● Exercise objective
Reproduce every line of the records below verbatim, omitting the pictures from your reply.

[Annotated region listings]
§ §

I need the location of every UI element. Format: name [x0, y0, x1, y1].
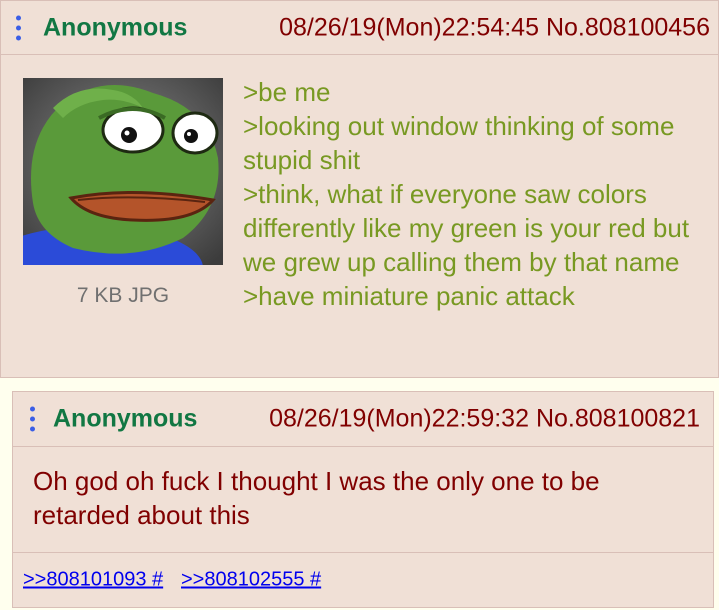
backlink[interactable]: >>808101093 # [23, 569, 163, 592]
reply-post-message: Oh god oh fuck I thought I was the only … [33, 466, 600, 530]
pepe-frog-image[interactable] [23, 78, 223, 265]
greentext-line: >think, what if everyone saw colors diff… [243, 179, 690, 277]
post-menu-icon[interactable] [29, 406, 35, 432]
post-meta: 08/26/19(Mon)22:59:32 No.808100821 [269, 405, 700, 434]
post-datetime: 08/26/19(Mon)22:59:32 [269, 404, 529, 433]
poster-name: Anonymous [43, 13, 188, 41]
op-post: Anonymous 08/26/19(Mon)22:54:45 No.80810… [0, 0, 719, 378]
greentext-line: >looking out window thinking of some stu… [243, 111, 675, 175]
backlinks: >>808101093 # >>808102555 # [13, 552, 713, 607]
post-number[interactable]: No.808100456 [546, 13, 710, 41]
reply-post-header: Anonymous 08/26/19(Mon)22:59:32 No.80810… [13, 392, 713, 447]
post-datetime: 08/26/19(Mon)22:54:45 [279, 13, 539, 41]
op-post-header: Anonymous 08/26/19(Mon)22:54:45 No.80810… [1, 1, 718, 55]
poster-name: Anonymous [53, 404, 198, 433]
op-post-message: >be me >looking out window thinking of s… [243, 75, 713, 313]
greentext-line: >have miniature panic attack [243, 281, 575, 311]
post-menu-icon[interactable] [15, 15, 21, 40]
file-info: 7 KB JPG [76, 284, 170, 307]
greentext-line: >be me [243, 77, 331, 107]
reply-post: Anonymous 08/26/19(Mon)22:59:32 No.80810… [12, 391, 714, 608]
post-number[interactable]: No.808100821 [536, 405, 700, 433]
backlink[interactable]: >>808102555 # [181, 569, 321, 592]
post-meta: 08/26/19(Mon)22:54:45 No.808100456 [279, 13, 710, 42]
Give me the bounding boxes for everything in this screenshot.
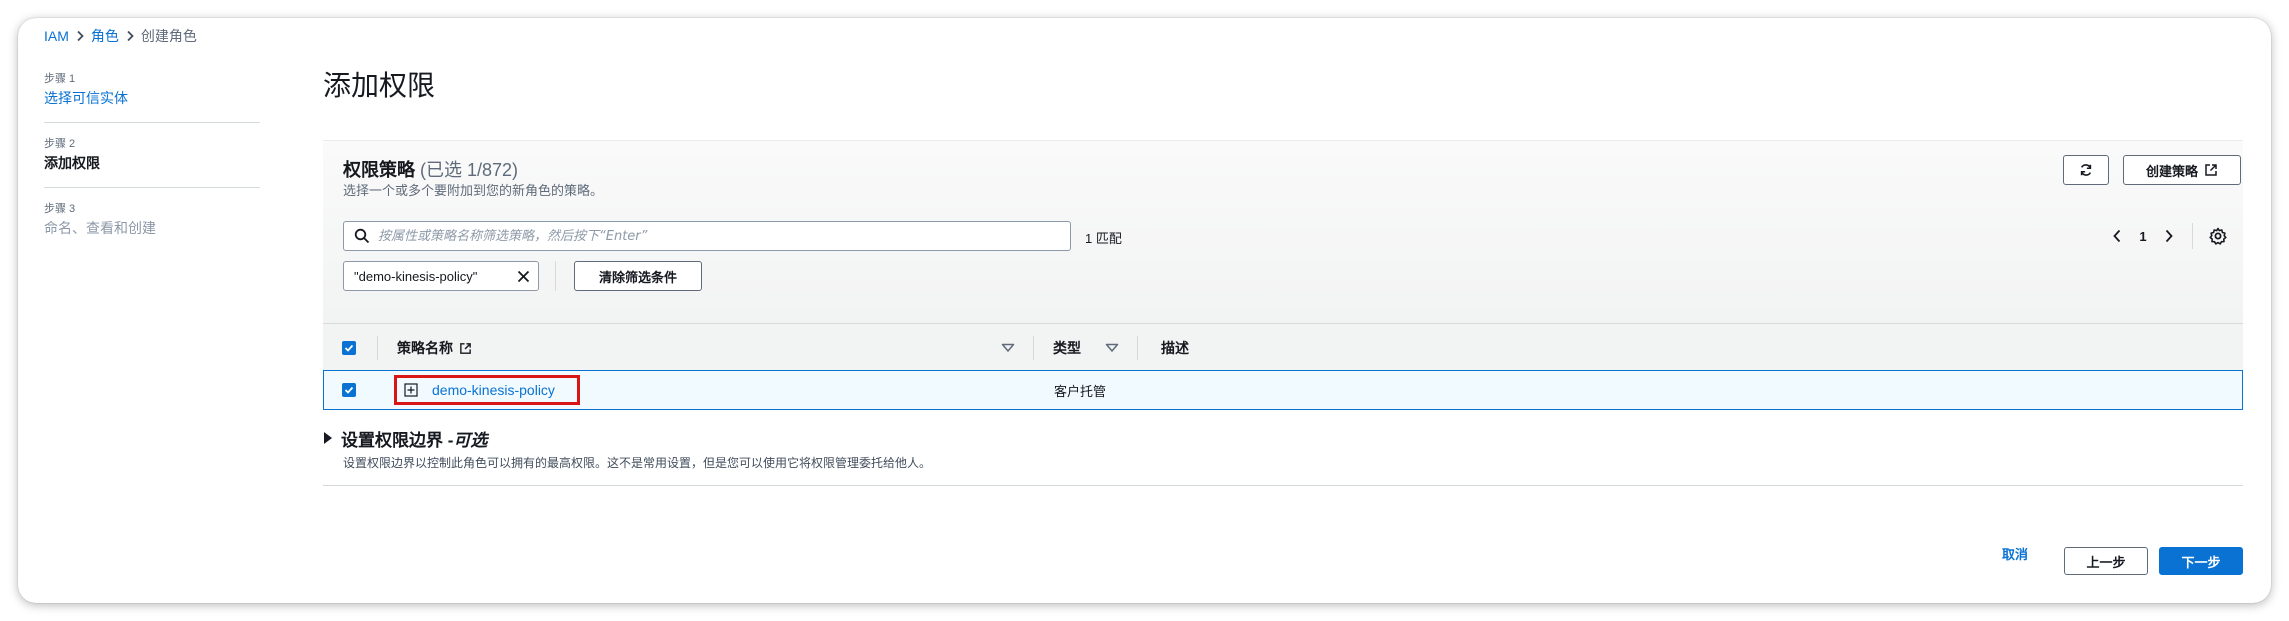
boundary-title: 设置权限边界 - [341,430,454,450]
boundary-description: 设置权限边界以控制此角色可以拥有的最高权限。这不是常用设置，但是您可以使用它将权… [343,456,932,470]
chevron-right-icon [69,26,91,46]
column-header-name[interactable]: 策略名称 [397,324,472,372]
row-checkbox[interactable] [342,371,356,409]
wizard-steps: 步骤 1 选择可信实体 步骤 2 添加权限 步骤 3 命名、查看和创建 [44,72,260,238]
policies-count: (已选 1/872) [420,160,519,180]
policy-type: 客户托管 [1054,383,1107,399]
column-header-description[interactable]: 描述 [1161,324,1189,372]
step-title: 命名、查看和创建 [44,220,156,236]
page-title: 添加权限 [323,70,436,101]
breadcrumb-current: 创建角色 [140,28,197,44]
breadcrumb-roles[interactable]: 角色 [91,26,119,46]
chevron-right-icon [2165,229,2173,243]
filter-token-label: "demo-kinesis-policy" [354,268,478,284]
refresh-icon [2080,164,2092,176]
policies-title: 权限策略 [343,160,415,180]
chevron-left-icon [2113,229,2121,243]
previous-label: 上一步 [2086,554,2126,570]
caret-right-icon [324,432,332,444]
cancel-button[interactable]: 取消 [2002,545,2028,565]
policies-heading: 权限策略 (已选 1/872) [343,159,518,181]
expand-plus-icon [404,383,418,397]
policies-description: 选择一个或多个要附加到您的新角色的策略。 [343,183,604,198]
create-policy-button[interactable]: 创建策略 [2123,155,2241,185]
step-3: 步骤 3 命名、查看和创建 [44,202,260,238]
app-window: IAM 角色 创建角色 步骤 1 选择可信实体 步骤 2 添加权限 步骤 3 命… [18,18,2271,603]
column-divider [377,336,378,360]
token-divider [555,261,556,291]
step-2: 步骤 2 添加权限 [44,137,260,173]
preferences-button[interactable] [2207,225,2229,247]
section-divider [323,485,2243,486]
clear-filters-label: 清除筛选条件 [598,269,677,285]
create-policy-label: 创建策略 [2145,163,2198,179]
boundary-optional: 可选 [453,430,488,450]
policy-name[interactable]: demo-kinesis-policy [432,382,555,398]
chevron-right-icon [119,26,141,46]
sort-type-button[interactable] [1105,324,1119,372]
sort-down-icon [1001,343,1015,352]
pager-divider [2192,223,2193,249]
step-title[interactable]: 选择可信实体 [44,88,260,108]
close-icon [517,270,529,282]
column-type-label: 类型 [1053,340,1081,356]
external-link-icon [460,342,471,354]
next-label: 下一步 [2181,554,2221,570]
step-title: 添加权限 [44,155,100,171]
step-1[interactable]: 步骤 1 选择可信实体 [44,72,260,108]
filter-token: "demo-kinesis-policy" [343,261,539,291]
remove-filter-button[interactable] [514,267,532,285]
sort-down-icon [1105,343,1119,352]
step-divider [44,187,260,188]
table-row[interactable]: demo-kinesis-policy 客户托管 [323,370,2243,410]
step-number: 步骤 2 [44,138,76,150]
checkbox-checked-icon [342,341,356,355]
breadcrumb: IAM 角色 创建角色 [44,26,197,46]
checkbox-checked-icon [342,383,356,397]
next-button[interactable]: 下一步 [2159,547,2243,575]
page-number[interactable]: 1 [2131,229,2155,244]
next-page-button[interactable] [2155,221,2183,251]
pagination: 1 [2103,221,2183,251]
gear-icon [2209,227,2227,245]
column-description-label: 描述 [1161,340,1189,356]
refresh-button[interactable] [2063,155,2109,185]
policies-container: 权限策略 (已选 1/872) 选择一个或多个要附加到您的新角色的策略。 创建策… [323,140,2243,410]
step-number: 步骤 3 [44,203,76,215]
column-divider [1033,336,1034,360]
column-header-type[interactable]: 类型 [1053,324,1081,372]
column-name-label: 策略名称 [397,340,453,356]
previous-button[interactable]: 上一步 [2064,547,2148,575]
permissions-boundary-toggle[interactable]: 设置权限边界 - 可选 [323,426,2243,450]
clear-filters-button[interactable]: 清除筛选条件 [574,261,702,291]
breadcrumb-iam[interactable]: IAM [44,28,69,44]
column-divider [1137,336,1138,360]
prev-page-button[interactable] [2103,221,2131,251]
permissions-boundary-section: 设置权限边界 - 可选 设置权限边界以控制此角色可以拥有的最高权限。这不是常用设… [323,426,2243,471]
step-divider [44,122,260,123]
search-input[interactable] [378,228,1070,244]
search-icon [354,228,370,244]
policy-name-link[interactable]: demo-kinesis-policy [432,371,555,409]
search-field[interactable] [343,221,1071,251]
policy-type-cell: 客户托管 [1054,371,1106,409]
expand-row-button[interactable] [404,371,418,409]
external-link-icon [2205,164,2217,176]
match-count: 1 匹配 [1085,231,1122,246]
step-number: 步骤 1 [44,73,76,85]
sort-name-button[interactable] [1001,324,1015,372]
select-all-checkbox[interactable] [342,324,356,372]
table-header: 策略名称 类型 描述 [323,323,2243,373]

§ §

● Output for this exercise
I need the location of every UI element. Format: name [x0, y0, x1, y1].
backlink[interactable]: >>808101093 # [23, 569, 163, 592]
reply-post-message: Oh god oh fuck I thought I was the only … [33, 466, 600, 530]
pepe-frog-image[interactable] [23, 78, 223, 265]
greentext-line: >think, what if everyone saw colors diff… [243, 179, 690, 277]
post-menu-icon[interactable] [29, 406, 35, 432]
post-meta: 08/26/19(Mon)22:59:32 No.808100821 [269, 405, 700, 434]
post-datetime: 08/26/19(Mon)22:59:32 [269, 404, 529, 433]
poster-name: Anonymous [43, 13, 188, 41]
op-post: Anonymous 08/26/19(Mon)22:54:45 No.80810… [0, 0, 719, 378]
greentext-line: >looking out window thinking of some stu… [243, 111, 675, 175]
backlinks: >>808101093 # >>808102555 # [13, 552, 713, 607]
post-number[interactable]: No.808100456 [546, 13, 710, 41]
reply-post-header: Anonymous 08/26/19(Mon)22:59:32 No.80810… [13, 392, 713, 447]
post-datetime: 08/26/19(Mon)22:54:45 [279, 13, 539, 41]
op-post-header: Anonymous 08/26/19(Mon)22:54:45 No.80810… [1, 1, 718, 55]
poster-name: Anonymous [53, 404, 198, 433]
op-post-message: >be me >looking out window thinking of s… [243, 75, 713, 313]
greentext-line: >have miniature panic attack [243, 281, 575, 311]
post-menu-icon[interactable] [15, 15, 21, 40]
file-info: 7 KB JPG [76, 284, 170, 307]
greentext-line: >be me [243, 77, 331, 107]
reply-post: Anonymous 08/26/19(Mon)22:59:32 No.80810… [12, 391, 714, 608]
post-number[interactable]: No.808100821 [536, 405, 700, 433]
backlink[interactable]: >>808102555 # [181, 569, 321, 592]
post-meta: 08/26/19(Mon)22:54:45 No.808100456 [279, 13, 710, 42]
Give me the bounding boxes for everything in this screenshot.
boundary-title: 设置权限边界 - [341,430,454,450]
boundary-description: 设置权限边界以控制此角色可以拥有的最高权限。这不是常用设置，但是您可以使用它将权… [343,456,932,470]
chevron-right-icon [69,26,91,46]
column-header-name[interactable]: 策略名称 [397,324,472,372]
row-checkbox[interactable] [342,371,356,409]
wizard-steps: 步骤 1 选择可信实体 步骤 2 添加权限 步骤 3 命名、查看和创建 [44,72,260,238]
policies-count: (已选 1/872) [420,160,519,180]
policy-type: 客户托管 [1054,383,1107,399]
column-header-description[interactable]: 描述 [1161,324,1189,372]
step-title: 命名、查看和创建 [44,220,156,236]
page-title: 添加权限 [323,70,436,101]
breadcrumb-current: 创建角色 [140,28,197,44]
breadcrumb-roles[interactable]: 角色 [91,26,119,46]
chevron-right-icon [2165,229,2173,243]
filter-token-label: "demo-kinesis-policy" [354,268,478,284]
refresh-icon [2080,164,2092,176]
policies-title: 权限策略 [343,160,415,180]
chevron-left-icon [2113,229,2121,243]
previous-label: 上一步 [2086,554,2126,570]
caret-right-icon [324,432,332,444]
cancel-button[interactable]: 取消 [2002,545,2028,565]
policies-heading: 权限策略 (已选 1/872) [343,159,518,181]
expand-plus-icon [404,383,418,397]
policies-description: 选择一个或多个要附加到您的新角色的策略。 [343,183,604,198]
create-policy-button[interactable]: 创建策略 [2123,155,2241,185]
step-3: 步骤 3 命名、查看和创建 [44,202,260,238]
app-window: IAM 角色 创建角色 步骤 1 选择可信实体 步骤 2 添加权限 步骤 3 命… [18,18,2271,603]
column-divider [377,336,378,360]
token-divider [555,261,556,291]
step-2: 步骤 2 添加权限 [44,137,260,173]
preferences-button[interactable] [2207,225,2229,247]
section-divider [323,485,2243,486]
clear-filters-label: 清除筛选条件 [598,269,677,285]
create-policy-label: 创建策略 [2145,163,2198,179]
boundary-optional: 可选 [453,430,488,450]
policy-name[interactable]: demo-kinesis-policy [432,382,555,398]
chevron-right-icon [119,26,141,46]
sort-type-button[interactable] [1105,324,1119,372]
sort-down-icon [1001,343,1015,352]
pager-divider [2192,223,2193,249]
step-title[interactable]: 选择可信实体 [44,88,260,108]
close-icon [517,270,529,282]
column-type-label: 类型 [1053,340,1081,356]
external-link-icon [460,342,471,354]
next-label: 下一步 [2181,554,2221,570]
step-title: 添加权限 [44,155,100,171]
step-1[interactable]: 步骤 1 选择可信实体 [44,72,260,108]
filter-token: "demo-kinesis-policy" [343,261,539,291]
remove-filter-button[interactable] [514,267,532,285]
sort-down-icon [1105,343,1119,352]
step-divider [44,187,260,188]
table-row[interactable]: demo-kinesis-policy 客户托管 [323,370,2243,410]
step-number: 步骤 2 [44,138,76,150]
checkbox-checked-icon [342,341,356,355]
breadcrumb: IAM 角色 创建角色 [44,26,197,46]
checkbox-checked-icon [342,383,356,397]
next-button[interactable]: 下一步 [2159,547,2243,575]
page-number[interactable]: 1 [2131,229,2155,244]
next-page-button[interactable] [2155,221,2183,251]
pagination: 1 [2103,221,2183,251]
gear-icon [2209,227,2227,245]
column-description-label: 描述 [1161,340,1189,356]
refresh-button[interactable] [2063,155,2109,185]
policies-container: 权限策略 (已选 1/872) 选择一个或多个要附加到您的新角色的策略。 创建策… [323,140,2243,410]
step-number: 步骤 3 [44,203,76,215]
column-divider [1033,336,1034,360]
column-header-type[interactable]: 类型 [1053,324,1081,372]
column-name-label: 策略名称 [397,340,453,356]
previous-button[interactable]: 上一步 [2064,547,2148,575]
permissions-boundary-toggle[interactable]: 设置权限边界 - 可选 [323,426,2243,450]
clear-filters-button[interactable]: 清除筛选条件 [574,261,702,291]
breadcrumb-iam[interactable]: IAM [44,28,69,44]
column-divider [1137,336,1138,360]
prev-page-button[interactable] [2103,221,2131,251]
permissions-boundary-section: 设置权限边界 - 可选 设置权限边界以控制此角色可以拥有的最高权限。这不是常用设… [323,426,2243,471]
step-divider [44,122,260,123]
search-input[interactable] [378,228,1070,244]
search-icon [354,228,370,244]
policy-name-link[interactable]: demo-kinesis-policy [432,371,555,409]
search-field[interactable] [343,221,1071,251]
policy-type-cell: 客户托管 [1054,371,1106,409]
expand-row-button[interactable] [404,371,418,409]
external-link-icon [2205,164,2217,176]
match-count: 1 匹配 [1085,231,1122,246]
step-number: 步骤 1 [44,73,76,85]
sort-name-button[interactable] [1001,324,1015,372]
select-all-checkbox[interactable] [342,324,356,372]
table-header: 策略名称 类型 描述 [323,323,2243,373]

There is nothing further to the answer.